§ **Written exercise**
Repeat what the lines below say, word for word, and skip every image.

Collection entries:

----------------

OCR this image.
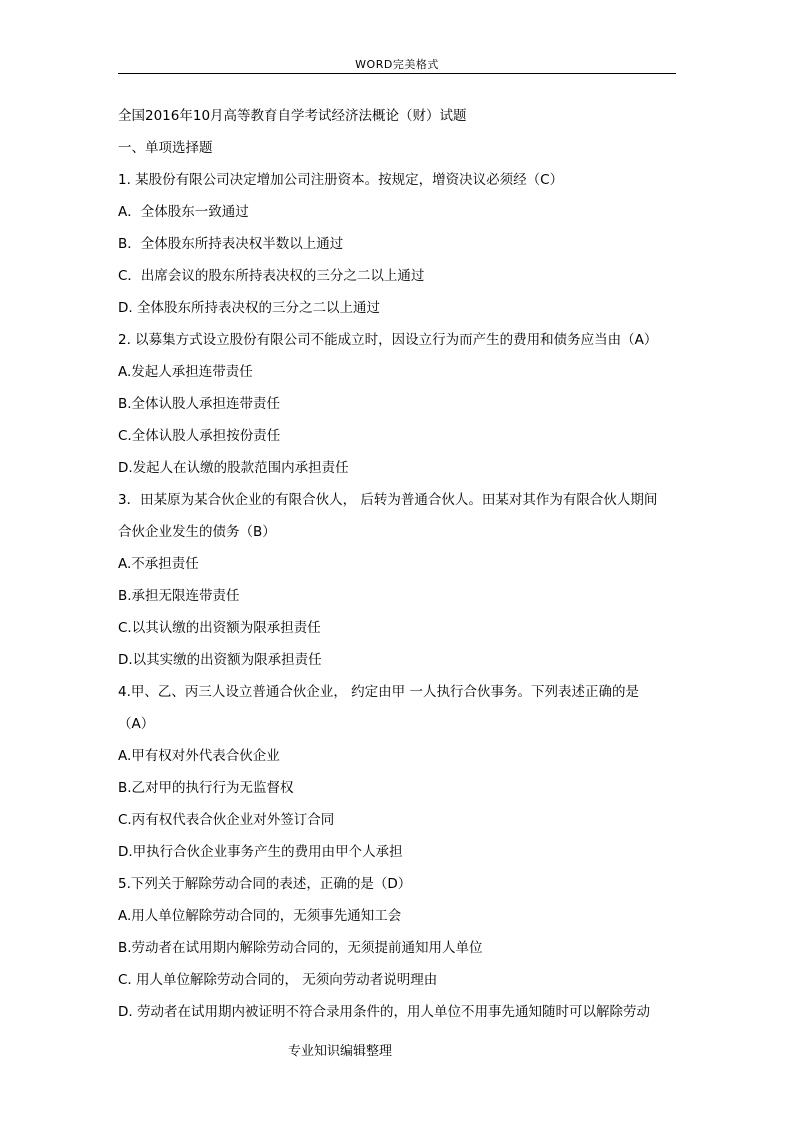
WORD完美格式
全国2016年10月高等教育自学考试经济法概论（财）试题
一、单项选择题
1. 某股份有限公司决定增加公司注册资本。按规定，增资决议必须经（C）
A．全体股东一致通过
B．全体股东所持表决权半数以上通过
C．出席会议的股东所持表决权的三分之二以上通过
D. 全体股东所持表决权的三分之二以上通过
2. 以募集方式设立股份有限公司不能成立时，因设立行为而产生的费用和债务应当由（A）
A.发起人承担连带责任
B.全体认股人承担连带责任
C.全体认股人承担按份责任
D.发起人在认缴的股款范围内承担责任
3．田某原为某合伙企业的有限合伙人， 后转为普通合伙人。田某对其作为有限合伙人期间
合伙企业发生的债务（B）
A.不承担责任
B.承担无限连带责任
C.以其认缴的出资额为限承担责任
D.以其实缴的出资额为限承担责任
4.甲、乙、丙三人设立普通合伙企业， 约定由甲 一人执行合伙事务。下列表述正确的是
（A）
A.甲有权对外代表合伙企业
B.乙对甲的执行行为无监督权
C.丙有权代表合伙企业对外签订合同
D.甲执行合伙企业事务产生的费用由甲个人承担
5.下列关于解除劳动合同的表述，正确的是（D）
A.用人单位解除劳动合同的，无须事先通知工会
B.劳动者在试用期内解除劳动合同的，无须提前通知用人单位
C. 用人单位解除劳动合同的， 无须向劳动者说明理由
D. 劳动者在试用期内被证明不符合录用条件的，用人单位不用事先通知随时可以解除劳动
专业知识编辑整理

----------------

§ **Right answer**
OCR this image.
WORD完美格式
全国2016年10月高等教育自学考试经济法概论（财）试题
一、单项选择题
1. 某股份有限公司决定增加公司注册资本。按规定，增资决议必须经（C）
A．全体股东一致通过
B．全体股东所持表决权半数以上通过
C．出席会议的股东所持表决权的三分之二以上通过
D. 全体股东所持表决权的三分之二以上通过
2. 以募集方式设立股份有限公司不能成立时，因设立行为而产生的费用和债务应当由（A）
A.发起人承担连带责任
B.全体认股人承担连带责任
C.全体认股人承担按份责任
D.发起人在认缴的股款范围内承担责任
3．田某原为某合伙企业的有限合伙人， 后转为普通合伙人。田某对其作为有限合伙人期间
合伙企业发生的债务（B）
A.不承担责任
B.承担无限连带责任
C.以其认缴的出资额为限承担责任
D.以其实缴的出资额为限承担责任
4.甲、乙、丙三人设立普通合伙企业， 约定由甲 一人执行合伙事务。下列表述正确的是
（A）
A.甲有权对外代表合伙企业
B.乙对甲的执行行为无监督权
C.丙有权代表合伙企业对外签订合同
D.甲执行合伙企业事务产生的费用由甲个人承担
5.下列关于解除劳动合同的表述，正确的是（D）
A.用人单位解除劳动合同的，无须事先通知工会
B.劳动者在试用期内解除劳动合同的，无须提前通知用人单位
C. 用人单位解除劳动合同的， 无须向劳动者说明理由
D. 劳动者在试用期内被证明不符合录用条件的，用人单位不用事先通知随时可以解除劳动
专业知识编辑整理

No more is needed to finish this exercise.